• _Stored data entries_

_ _ _ _ _

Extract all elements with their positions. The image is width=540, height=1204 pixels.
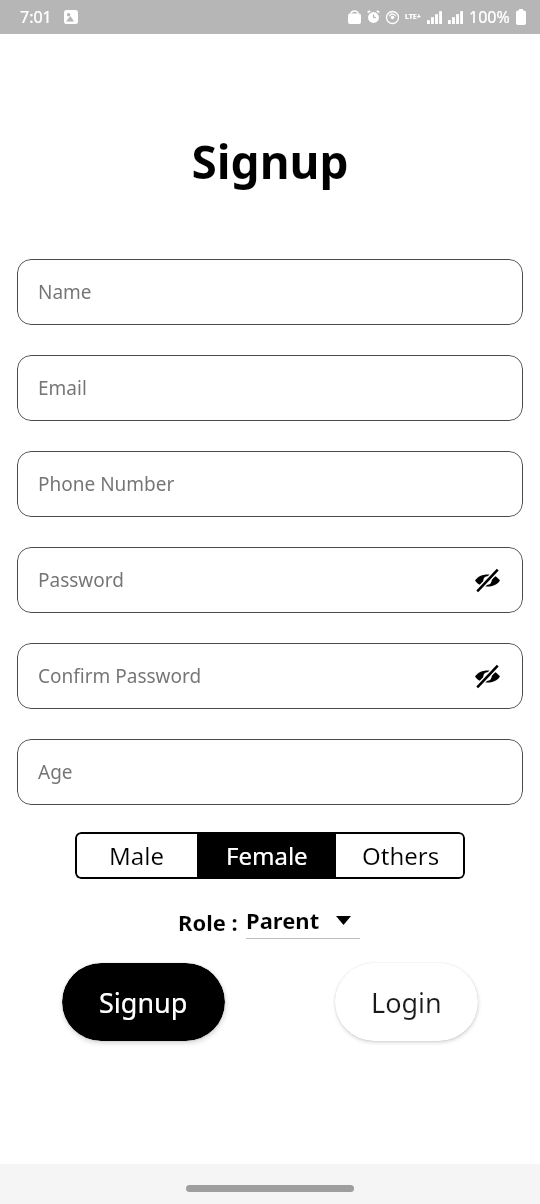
staticText: 100% bbox=[469, 6, 510, 28]
staticText: Role : bbox=[178, 907, 244, 937]
staticText: Password bbox=[38, 567, 124, 593]
button[interactable]: Signup bbox=[62, 963, 225, 1041]
staticText: Parent bbox=[246, 905, 320, 935]
staticText: Male bbox=[109, 839, 164, 872]
staticText: LTE+ bbox=[405, 12, 421, 22]
button[interactable]: Name bbox=[17, 259, 523, 325]
staticText: Confirm Password bbox=[38, 663, 202, 689]
staticText: Phone Number bbox=[38, 471, 175, 497]
staticText: Female bbox=[226, 839, 308, 872]
button[interactable]: Email bbox=[17, 355, 523, 421]
staticText: Age bbox=[38, 759, 73, 785]
staticText: Name bbox=[38, 279, 92, 305]
button[interactable]: Age bbox=[17, 739, 523, 805]
button[interactable]: Female bbox=[197, 832, 336, 879]
staticText: Signup bbox=[99, 984, 188, 1021]
button[interactable]: Others bbox=[336, 832, 465, 879]
button[interactable]: Male bbox=[75, 832, 197, 879]
button[interactable]: Login bbox=[335, 963, 478, 1041]
staticText: 7:01 bbox=[20, 6, 52, 28]
staticText: Email bbox=[38, 375, 87, 401]
button[interactable]: Confirm Password bbox=[17, 643, 523, 709]
button[interactable]: Password bbox=[17, 547, 523, 613]
staticText: Others bbox=[362, 839, 440, 872]
staticText: Login bbox=[371, 984, 442, 1021]
staticText: Signup bbox=[0, 130, 540, 193]
button[interactable]: Toggle password visibility bbox=[465, 654, 509, 698]
button[interactable]: Toggle password visibility bbox=[465, 558, 509, 602]
button[interactable]: Phone Number bbox=[17, 451, 523, 517]
button[interactable]: Parent bbox=[244, 905, 362, 939]
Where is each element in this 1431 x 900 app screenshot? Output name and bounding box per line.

_ _ _ _ _

• _Directive_
Lay out as a numbered list the lines starting with the line that contains "staticText: 100% bbox=[469, 6, 510, 28]" and going on through the end of the lines, both ends included. Leave out any blank lines.

• _Problem solution_
1. staticText: 100% bbox=[469, 6, 510, 28]
2. staticText: Role : bbox=[178, 907, 244, 937]
3. staticText: Password bbox=[38, 567, 124, 593]
4. button[interactable]: Signup bbox=[62, 963, 225, 1041]
5. staticText: Parent bbox=[246, 905, 320, 935]
6. staticText: Male bbox=[109, 839, 164, 872]
7. staticText: LTE+ bbox=[405, 12, 421, 22]
8. button[interactable]: Name bbox=[17, 259, 523, 325]
9. staticText: Confirm Password bbox=[38, 663, 202, 689]
10. staticText: Phone Number bbox=[38, 471, 175, 497]
11. staticText: Female bbox=[226, 839, 308, 872]
12. button[interactable]: Email bbox=[17, 355, 523, 421]
13. staticText: Age bbox=[38, 759, 73, 785]
14. staticText: Name bbox=[38, 279, 92, 305]
15. button[interactable]: Age bbox=[17, 739, 523, 805]
16. button[interactable]: Female bbox=[197, 832, 336, 879]
17. staticText: Signup bbox=[99, 984, 188, 1021]
18. button[interactable]: Others bbox=[336, 832, 465, 879]
19. button[interactable]: Male bbox=[75, 832, 197, 879]
20. button[interactable]: Login bbox=[335, 963, 478, 1041]
21. staticText: 7:01 bbox=[20, 6, 52, 28]
22. staticText: Email bbox=[38, 375, 87, 401]
23. button[interactable]: Confirm Password bbox=[17, 643, 523, 709]
24. button[interactable]: Password bbox=[17, 547, 523, 613]
25. staticText: Others bbox=[362, 839, 440, 872]
26. staticText: Login bbox=[371, 984, 442, 1021]
27. staticText: Signup bbox=[0, 130, 540, 193]
28. button[interactable]: Toggle password visibility bbox=[465, 654, 509, 698]
29. button[interactable]: Toggle password visibility bbox=[465, 558, 509, 602]
30. button[interactable]: Phone Number bbox=[17, 451, 523, 517]
31. button[interactable]: Parent bbox=[244, 905, 362, 939]
32. Where is each element in this 1431 x 900 app screenshot? Output name and bounding box per line.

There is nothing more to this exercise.